# Start of GIVEN RECORDS

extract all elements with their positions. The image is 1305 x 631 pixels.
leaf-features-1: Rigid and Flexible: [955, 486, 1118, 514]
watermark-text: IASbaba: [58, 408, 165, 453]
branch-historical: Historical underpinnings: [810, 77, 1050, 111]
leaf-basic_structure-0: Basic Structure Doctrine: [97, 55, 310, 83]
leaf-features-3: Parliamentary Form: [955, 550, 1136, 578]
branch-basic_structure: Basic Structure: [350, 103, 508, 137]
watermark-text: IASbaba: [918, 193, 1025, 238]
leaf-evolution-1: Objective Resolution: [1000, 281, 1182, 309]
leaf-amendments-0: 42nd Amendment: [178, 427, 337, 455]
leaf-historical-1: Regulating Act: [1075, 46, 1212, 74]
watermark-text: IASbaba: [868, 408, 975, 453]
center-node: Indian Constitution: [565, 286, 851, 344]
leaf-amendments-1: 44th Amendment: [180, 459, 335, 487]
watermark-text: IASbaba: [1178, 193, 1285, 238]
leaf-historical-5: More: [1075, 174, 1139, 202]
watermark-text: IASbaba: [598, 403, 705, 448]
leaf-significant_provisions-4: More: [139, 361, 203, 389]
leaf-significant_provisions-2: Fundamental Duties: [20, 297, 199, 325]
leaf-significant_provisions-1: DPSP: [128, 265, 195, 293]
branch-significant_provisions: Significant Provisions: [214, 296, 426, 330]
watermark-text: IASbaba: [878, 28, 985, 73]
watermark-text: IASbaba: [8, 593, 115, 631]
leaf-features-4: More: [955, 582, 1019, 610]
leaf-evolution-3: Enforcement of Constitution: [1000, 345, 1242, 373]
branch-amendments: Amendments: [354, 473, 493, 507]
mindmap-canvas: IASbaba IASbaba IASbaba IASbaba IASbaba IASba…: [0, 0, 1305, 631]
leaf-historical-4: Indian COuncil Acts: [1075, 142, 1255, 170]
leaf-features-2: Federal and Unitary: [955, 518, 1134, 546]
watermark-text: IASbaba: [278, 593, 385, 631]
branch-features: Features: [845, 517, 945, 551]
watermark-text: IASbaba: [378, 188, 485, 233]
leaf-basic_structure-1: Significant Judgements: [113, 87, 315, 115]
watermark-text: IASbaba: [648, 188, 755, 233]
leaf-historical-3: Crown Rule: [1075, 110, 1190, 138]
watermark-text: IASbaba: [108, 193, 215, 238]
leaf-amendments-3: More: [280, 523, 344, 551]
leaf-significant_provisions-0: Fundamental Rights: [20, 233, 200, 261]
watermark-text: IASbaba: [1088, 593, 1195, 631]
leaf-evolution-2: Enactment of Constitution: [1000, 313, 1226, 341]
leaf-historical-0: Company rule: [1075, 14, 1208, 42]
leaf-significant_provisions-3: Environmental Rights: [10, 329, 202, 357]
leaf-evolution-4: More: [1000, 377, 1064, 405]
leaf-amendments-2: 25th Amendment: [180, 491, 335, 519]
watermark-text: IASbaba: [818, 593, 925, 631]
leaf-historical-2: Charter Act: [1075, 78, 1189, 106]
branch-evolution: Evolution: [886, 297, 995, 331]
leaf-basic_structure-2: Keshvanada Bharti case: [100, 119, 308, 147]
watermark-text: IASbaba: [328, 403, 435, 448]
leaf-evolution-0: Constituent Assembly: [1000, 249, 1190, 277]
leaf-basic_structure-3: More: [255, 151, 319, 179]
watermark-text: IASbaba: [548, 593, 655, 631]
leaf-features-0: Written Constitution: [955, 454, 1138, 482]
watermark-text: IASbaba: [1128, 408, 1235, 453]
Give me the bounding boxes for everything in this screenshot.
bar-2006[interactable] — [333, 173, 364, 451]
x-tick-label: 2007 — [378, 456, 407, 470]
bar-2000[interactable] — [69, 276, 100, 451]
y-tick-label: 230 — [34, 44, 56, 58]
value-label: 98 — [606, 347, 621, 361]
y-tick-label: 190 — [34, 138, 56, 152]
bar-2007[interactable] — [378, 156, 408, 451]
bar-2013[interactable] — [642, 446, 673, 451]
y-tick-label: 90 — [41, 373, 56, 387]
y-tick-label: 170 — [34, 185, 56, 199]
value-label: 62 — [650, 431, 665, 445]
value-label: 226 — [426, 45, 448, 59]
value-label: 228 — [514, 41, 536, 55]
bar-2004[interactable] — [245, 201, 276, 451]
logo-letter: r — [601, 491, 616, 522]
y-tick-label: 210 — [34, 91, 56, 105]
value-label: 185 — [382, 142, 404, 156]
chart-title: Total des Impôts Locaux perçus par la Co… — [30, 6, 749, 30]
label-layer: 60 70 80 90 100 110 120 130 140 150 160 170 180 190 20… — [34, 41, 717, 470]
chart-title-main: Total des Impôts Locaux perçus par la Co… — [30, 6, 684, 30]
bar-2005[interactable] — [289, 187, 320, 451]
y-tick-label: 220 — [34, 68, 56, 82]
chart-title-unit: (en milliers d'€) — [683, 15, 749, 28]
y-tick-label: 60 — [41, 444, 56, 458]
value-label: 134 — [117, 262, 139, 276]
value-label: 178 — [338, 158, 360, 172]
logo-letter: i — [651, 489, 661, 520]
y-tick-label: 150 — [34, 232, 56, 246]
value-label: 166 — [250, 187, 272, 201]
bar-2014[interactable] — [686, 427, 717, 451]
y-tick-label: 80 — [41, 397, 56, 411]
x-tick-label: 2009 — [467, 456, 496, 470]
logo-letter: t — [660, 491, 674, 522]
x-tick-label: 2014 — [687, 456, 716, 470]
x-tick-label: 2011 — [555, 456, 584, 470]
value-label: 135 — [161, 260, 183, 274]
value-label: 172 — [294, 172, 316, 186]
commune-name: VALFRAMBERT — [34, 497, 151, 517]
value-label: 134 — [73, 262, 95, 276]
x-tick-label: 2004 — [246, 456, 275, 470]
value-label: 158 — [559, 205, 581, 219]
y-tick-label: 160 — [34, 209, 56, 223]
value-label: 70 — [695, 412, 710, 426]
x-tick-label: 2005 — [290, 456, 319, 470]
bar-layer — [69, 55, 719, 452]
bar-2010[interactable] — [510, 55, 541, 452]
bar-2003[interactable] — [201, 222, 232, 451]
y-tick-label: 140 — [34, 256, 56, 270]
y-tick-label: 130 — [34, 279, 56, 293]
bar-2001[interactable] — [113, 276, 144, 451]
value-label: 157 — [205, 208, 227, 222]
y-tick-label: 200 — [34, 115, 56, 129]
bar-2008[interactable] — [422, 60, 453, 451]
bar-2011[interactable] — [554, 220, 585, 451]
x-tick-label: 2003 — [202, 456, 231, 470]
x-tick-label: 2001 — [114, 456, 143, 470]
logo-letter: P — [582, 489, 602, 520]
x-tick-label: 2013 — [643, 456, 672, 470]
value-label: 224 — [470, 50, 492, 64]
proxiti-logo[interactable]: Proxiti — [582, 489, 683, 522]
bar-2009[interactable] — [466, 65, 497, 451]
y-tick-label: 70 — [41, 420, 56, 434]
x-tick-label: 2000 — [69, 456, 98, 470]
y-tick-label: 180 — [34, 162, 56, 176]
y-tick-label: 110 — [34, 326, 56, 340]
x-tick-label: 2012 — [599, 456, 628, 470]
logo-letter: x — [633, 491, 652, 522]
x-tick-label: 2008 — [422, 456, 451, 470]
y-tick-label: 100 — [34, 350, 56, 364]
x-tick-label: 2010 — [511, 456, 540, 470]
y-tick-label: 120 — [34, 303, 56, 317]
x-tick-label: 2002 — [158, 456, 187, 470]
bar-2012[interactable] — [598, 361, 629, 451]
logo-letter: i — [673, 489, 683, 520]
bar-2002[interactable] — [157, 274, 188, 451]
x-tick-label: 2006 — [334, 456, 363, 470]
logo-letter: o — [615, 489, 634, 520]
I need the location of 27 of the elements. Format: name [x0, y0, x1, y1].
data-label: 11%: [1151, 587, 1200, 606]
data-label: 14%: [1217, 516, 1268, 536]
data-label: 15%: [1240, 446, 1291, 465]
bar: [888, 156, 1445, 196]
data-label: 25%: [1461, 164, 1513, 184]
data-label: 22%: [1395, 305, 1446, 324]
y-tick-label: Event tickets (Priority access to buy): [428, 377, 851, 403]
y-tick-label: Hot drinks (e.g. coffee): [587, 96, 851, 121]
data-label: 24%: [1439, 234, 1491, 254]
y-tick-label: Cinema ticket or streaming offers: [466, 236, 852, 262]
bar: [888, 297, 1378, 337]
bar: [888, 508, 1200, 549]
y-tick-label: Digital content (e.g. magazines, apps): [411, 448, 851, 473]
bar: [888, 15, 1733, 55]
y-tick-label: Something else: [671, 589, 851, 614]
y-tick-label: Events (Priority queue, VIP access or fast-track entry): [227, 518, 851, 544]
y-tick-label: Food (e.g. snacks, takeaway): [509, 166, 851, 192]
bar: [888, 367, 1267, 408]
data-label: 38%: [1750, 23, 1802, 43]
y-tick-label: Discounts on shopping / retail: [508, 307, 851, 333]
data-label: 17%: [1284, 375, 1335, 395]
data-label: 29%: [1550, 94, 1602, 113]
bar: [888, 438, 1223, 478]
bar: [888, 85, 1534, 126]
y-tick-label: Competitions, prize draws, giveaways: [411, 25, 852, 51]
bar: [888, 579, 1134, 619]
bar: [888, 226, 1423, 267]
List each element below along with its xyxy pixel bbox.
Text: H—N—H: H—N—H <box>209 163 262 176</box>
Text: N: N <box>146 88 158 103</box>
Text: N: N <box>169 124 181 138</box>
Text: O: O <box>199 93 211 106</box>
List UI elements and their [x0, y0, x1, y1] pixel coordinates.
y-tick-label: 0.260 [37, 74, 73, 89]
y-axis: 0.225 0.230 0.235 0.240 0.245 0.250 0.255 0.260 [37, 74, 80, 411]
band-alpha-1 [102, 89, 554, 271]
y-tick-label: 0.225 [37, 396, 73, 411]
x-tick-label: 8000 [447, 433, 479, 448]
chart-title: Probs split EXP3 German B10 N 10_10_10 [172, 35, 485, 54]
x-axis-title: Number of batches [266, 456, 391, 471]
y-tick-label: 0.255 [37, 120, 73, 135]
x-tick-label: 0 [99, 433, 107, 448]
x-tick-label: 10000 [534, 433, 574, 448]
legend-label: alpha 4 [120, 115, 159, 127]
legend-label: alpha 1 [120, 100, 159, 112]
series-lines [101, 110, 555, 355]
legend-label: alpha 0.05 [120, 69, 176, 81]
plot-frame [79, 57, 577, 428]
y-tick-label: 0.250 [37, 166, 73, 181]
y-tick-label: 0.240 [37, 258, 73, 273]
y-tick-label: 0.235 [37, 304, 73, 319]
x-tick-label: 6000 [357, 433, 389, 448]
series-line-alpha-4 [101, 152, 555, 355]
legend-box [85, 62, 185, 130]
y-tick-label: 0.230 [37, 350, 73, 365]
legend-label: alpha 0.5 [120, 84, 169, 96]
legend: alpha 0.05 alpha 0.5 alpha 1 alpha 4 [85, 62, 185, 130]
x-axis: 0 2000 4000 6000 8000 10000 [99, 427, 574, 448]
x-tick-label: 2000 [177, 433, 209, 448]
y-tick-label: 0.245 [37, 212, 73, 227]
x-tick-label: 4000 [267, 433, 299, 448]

# End of GIVEN RECORDS

WHAT THE TASK REQUIRES =>
Rewrite the records from the start through the line that contains "watermark-text: IASbaba: [1088, 593, 1195, 631]", replacing "More" with "Others" and changing nothing else.

EXERCISE OUTPUT =>
extract all elements with their positions. The image is 1305 x 631 pixels.
leaf-features-1: Rigid and Flexible: [955, 486, 1118, 514]
watermark-text: IASbaba: [58, 408, 165, 453]
branch-historical: Historical underpinnings: [810, 77, 1050, 111]
leaf-basic_structure-0: Basic Structure Doctrine: [97, 55, 310, 83]
leaf-features-3: Parliamentary Form: [955, 550, 1136, 578]
branch-basic_structure: Basic Structure: [350, 103, 508, 137]
watermark-text: IASbaba: [918, 193, 1025, 238]
leaf-evolution-1: Objective Resolution: [1000, 281, 1182, 309]
leaf-amendments-0: 42nd Amendment: [178, 427, 337, 455]
leaf-historical-1: Regulating Act: [1075, 46, 1212, 74]
watermark-text: IASbaba: [868, 408, 975, 453]
center-node: Indian Constitution: [565, 286, 851, 344]
leaf-amendments-1: 44th Amendment: [180, 459, 335, 487]
watermark-text: IASbaba: [1178, 193, 1285, 238]
leaf-historical-5: Others: [1075, 174, 1139, 202]
watermark-text: IASbaba: [598, 403, 705, 448]
leaf-significant_provisions-4: Others: [139, 361, 203, 389]
leaf-significant_provisions-2: Fundamental Duties: [20, 297, 199, 325]
leaf-significant_provisions-1: DPSP: [128, 265, 195, 293]
branch-significant_provisions: Significant Provisions: [214, 296, 426, 330]
watermark-text: IASbaba: [878, 28, 985, 73]
watermark-text: IASbaba: [8, 593, 115, 631]
leaf-features-4: Others: [955, 582, 1019, 610]
leaf-evolution-3: Enforcement of Constitution: [1000, 345, 1242, 373]
branch-amendments: Amendments: [354, 473, 493, 507]
mindmap-canvas: IASbaba IASbaba IASbaba IASbaba IASbaba IASba…: [0, 0, 1305, 631]
leaf-historical-4: Indian COuncil Acts: [1075, 142, 1255, 170]
leaf-features-2: Federal and Unitary: [955, 518, 1134, 546]
watermark-text: IASbaba: [278, 593, 385, 631]
branch-features: Features: [845, 517, 945, 551]
watermark-text: IASbaba: [378, 188, 485, 233]
leaf-basic_structure-1: Significant Judgements: [113, 87, 315, 115]
watermark-text: IASbaba: [648, 188, 755, 233]
leaf-historical-3: Crown Rule: [1075, 110, 1190, 138]
watermark-text: IASbaba: [108, 193, 215, 238]
leaf-amendments-3: Others: [280, 523, 344, 551]
leaf-significant_provisions-0: Fundamental Rights: [20, 233, 200, 261]
watermark-text: IASbaba: [1088, 593, 1195, 631]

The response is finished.